▶ _Written exercise_
For the listing below, give the count of lines containing "Default", and no other text.

++++ Listed records

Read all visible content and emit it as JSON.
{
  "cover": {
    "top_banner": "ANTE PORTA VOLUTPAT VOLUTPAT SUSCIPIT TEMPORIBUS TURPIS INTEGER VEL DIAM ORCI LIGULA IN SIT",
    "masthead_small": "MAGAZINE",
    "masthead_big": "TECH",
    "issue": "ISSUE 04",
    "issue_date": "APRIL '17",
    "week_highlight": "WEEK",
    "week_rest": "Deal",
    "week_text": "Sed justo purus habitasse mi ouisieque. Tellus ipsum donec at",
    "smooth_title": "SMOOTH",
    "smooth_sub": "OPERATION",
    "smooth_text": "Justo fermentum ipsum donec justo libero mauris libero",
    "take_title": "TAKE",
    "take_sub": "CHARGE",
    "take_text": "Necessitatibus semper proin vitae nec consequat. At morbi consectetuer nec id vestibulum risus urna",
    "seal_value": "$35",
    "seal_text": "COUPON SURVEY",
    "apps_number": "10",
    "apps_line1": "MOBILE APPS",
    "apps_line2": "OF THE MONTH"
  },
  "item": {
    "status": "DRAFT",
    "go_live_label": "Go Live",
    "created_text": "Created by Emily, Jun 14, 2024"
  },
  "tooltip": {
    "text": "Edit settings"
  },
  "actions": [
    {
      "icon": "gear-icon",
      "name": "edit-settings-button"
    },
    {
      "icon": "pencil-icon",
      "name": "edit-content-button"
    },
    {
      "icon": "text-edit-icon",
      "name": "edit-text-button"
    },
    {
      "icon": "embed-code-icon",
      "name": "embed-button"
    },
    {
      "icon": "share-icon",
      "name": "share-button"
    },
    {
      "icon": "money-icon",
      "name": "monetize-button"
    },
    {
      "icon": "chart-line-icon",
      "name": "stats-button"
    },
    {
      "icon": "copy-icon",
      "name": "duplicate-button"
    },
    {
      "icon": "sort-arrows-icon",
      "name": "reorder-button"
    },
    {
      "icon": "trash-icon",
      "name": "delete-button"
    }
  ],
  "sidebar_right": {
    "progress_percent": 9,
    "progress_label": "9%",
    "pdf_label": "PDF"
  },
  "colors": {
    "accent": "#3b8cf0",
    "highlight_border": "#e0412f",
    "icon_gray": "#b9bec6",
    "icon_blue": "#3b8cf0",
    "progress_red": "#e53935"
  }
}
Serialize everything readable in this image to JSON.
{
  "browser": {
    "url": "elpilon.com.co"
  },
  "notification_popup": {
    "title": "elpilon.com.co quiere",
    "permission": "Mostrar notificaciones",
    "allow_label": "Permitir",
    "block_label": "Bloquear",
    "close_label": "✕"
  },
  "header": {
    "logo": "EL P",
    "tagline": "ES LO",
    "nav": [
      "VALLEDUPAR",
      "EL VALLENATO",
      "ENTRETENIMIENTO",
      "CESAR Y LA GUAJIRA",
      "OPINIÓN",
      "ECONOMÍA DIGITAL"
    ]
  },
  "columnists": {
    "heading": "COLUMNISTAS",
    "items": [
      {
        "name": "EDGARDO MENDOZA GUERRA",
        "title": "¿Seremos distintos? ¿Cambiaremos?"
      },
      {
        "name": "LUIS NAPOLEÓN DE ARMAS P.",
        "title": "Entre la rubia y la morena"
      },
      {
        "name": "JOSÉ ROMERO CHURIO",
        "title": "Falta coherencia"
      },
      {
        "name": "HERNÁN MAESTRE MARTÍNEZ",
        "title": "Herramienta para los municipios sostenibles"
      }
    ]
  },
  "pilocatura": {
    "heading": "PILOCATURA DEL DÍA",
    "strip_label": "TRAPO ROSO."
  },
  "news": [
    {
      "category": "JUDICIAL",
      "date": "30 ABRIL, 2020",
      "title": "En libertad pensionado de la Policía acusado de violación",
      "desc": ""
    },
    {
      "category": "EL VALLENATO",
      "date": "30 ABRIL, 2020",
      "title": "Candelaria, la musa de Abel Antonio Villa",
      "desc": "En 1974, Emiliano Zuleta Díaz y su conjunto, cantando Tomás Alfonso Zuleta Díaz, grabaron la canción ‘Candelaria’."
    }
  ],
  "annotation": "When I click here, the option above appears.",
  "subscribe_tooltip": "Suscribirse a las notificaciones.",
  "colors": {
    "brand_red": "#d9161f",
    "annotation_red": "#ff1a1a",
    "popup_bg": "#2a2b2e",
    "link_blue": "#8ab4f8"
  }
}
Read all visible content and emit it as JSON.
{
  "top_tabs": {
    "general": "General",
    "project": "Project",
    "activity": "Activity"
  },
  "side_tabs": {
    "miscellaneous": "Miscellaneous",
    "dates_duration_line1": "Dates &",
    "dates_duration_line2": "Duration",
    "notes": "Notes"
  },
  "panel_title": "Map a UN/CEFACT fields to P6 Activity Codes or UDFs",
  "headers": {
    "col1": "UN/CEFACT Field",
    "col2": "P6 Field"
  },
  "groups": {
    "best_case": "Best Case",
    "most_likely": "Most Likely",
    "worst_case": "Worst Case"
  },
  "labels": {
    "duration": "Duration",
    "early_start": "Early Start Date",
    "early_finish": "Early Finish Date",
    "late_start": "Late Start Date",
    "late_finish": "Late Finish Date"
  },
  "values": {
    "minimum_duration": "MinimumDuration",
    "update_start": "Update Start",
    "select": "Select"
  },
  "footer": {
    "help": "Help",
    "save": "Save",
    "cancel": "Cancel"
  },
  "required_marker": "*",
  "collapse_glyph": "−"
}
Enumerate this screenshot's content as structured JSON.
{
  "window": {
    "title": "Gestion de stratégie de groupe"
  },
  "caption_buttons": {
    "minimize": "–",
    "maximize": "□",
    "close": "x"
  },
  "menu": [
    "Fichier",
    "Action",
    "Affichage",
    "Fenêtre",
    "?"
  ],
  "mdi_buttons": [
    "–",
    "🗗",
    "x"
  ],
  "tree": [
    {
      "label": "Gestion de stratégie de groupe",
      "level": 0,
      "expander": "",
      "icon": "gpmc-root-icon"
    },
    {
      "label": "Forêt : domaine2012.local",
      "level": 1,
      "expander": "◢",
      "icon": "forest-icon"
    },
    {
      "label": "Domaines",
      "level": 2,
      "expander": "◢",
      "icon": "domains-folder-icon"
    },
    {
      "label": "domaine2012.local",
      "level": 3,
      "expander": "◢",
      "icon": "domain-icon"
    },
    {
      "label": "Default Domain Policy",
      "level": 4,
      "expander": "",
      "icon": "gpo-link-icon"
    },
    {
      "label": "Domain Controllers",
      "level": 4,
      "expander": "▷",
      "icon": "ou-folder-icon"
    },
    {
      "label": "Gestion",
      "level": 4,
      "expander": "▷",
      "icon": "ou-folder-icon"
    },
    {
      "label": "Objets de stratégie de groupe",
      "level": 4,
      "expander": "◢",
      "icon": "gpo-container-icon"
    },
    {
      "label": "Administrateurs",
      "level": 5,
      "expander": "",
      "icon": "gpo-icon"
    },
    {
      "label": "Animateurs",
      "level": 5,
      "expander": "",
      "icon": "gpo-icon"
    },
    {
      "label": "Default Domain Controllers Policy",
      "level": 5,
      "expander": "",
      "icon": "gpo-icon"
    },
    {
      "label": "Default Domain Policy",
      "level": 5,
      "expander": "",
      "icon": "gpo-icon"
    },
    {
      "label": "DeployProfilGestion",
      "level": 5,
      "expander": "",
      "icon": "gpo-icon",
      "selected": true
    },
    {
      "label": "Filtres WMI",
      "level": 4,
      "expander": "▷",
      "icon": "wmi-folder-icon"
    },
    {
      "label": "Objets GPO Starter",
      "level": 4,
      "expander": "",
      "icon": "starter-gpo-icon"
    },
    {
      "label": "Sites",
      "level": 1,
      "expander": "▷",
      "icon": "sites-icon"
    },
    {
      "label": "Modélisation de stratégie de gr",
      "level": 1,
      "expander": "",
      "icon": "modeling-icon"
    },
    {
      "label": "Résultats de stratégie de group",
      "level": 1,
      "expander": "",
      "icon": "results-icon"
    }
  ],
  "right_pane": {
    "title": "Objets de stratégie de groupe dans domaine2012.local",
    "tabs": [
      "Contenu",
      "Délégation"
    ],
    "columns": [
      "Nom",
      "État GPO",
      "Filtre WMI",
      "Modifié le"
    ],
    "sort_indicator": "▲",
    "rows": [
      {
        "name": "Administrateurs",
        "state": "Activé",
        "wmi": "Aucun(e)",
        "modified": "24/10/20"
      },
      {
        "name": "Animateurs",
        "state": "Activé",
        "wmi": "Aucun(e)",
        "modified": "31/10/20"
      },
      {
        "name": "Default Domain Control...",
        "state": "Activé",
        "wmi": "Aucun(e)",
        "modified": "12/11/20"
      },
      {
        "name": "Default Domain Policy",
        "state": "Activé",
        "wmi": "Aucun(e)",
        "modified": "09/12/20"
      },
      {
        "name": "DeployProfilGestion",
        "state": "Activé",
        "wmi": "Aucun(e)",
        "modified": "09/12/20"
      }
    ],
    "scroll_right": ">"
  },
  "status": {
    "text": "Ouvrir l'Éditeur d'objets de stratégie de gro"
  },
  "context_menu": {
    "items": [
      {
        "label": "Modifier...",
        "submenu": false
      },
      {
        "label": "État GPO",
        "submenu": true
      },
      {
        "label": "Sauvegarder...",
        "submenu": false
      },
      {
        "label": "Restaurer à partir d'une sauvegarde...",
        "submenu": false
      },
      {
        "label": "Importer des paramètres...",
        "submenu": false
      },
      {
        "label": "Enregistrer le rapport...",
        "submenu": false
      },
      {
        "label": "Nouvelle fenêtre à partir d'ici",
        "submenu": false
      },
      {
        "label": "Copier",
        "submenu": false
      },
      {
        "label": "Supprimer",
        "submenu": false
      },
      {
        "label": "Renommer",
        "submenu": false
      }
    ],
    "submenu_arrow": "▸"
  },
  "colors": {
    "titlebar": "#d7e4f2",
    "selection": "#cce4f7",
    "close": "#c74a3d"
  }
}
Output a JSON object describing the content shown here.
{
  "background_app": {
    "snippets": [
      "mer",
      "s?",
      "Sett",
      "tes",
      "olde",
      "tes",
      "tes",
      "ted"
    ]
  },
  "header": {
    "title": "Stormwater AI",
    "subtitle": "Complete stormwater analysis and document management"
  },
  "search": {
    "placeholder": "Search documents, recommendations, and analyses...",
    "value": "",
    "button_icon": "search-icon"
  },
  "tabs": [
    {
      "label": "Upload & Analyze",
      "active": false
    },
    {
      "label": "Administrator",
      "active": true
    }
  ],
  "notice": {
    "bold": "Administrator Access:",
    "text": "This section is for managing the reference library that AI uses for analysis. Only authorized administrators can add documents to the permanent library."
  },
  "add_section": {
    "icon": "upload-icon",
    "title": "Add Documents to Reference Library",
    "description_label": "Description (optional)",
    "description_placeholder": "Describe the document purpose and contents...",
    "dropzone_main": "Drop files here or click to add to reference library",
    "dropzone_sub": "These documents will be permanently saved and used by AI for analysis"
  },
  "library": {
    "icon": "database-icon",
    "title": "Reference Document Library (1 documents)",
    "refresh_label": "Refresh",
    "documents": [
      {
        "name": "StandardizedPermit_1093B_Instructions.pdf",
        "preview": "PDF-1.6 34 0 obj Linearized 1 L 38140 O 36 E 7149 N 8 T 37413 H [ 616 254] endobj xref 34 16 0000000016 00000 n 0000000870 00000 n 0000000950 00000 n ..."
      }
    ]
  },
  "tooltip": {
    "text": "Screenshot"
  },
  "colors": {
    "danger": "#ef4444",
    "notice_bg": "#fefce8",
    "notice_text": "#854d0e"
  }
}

++++++++

▶ _Full answer_
5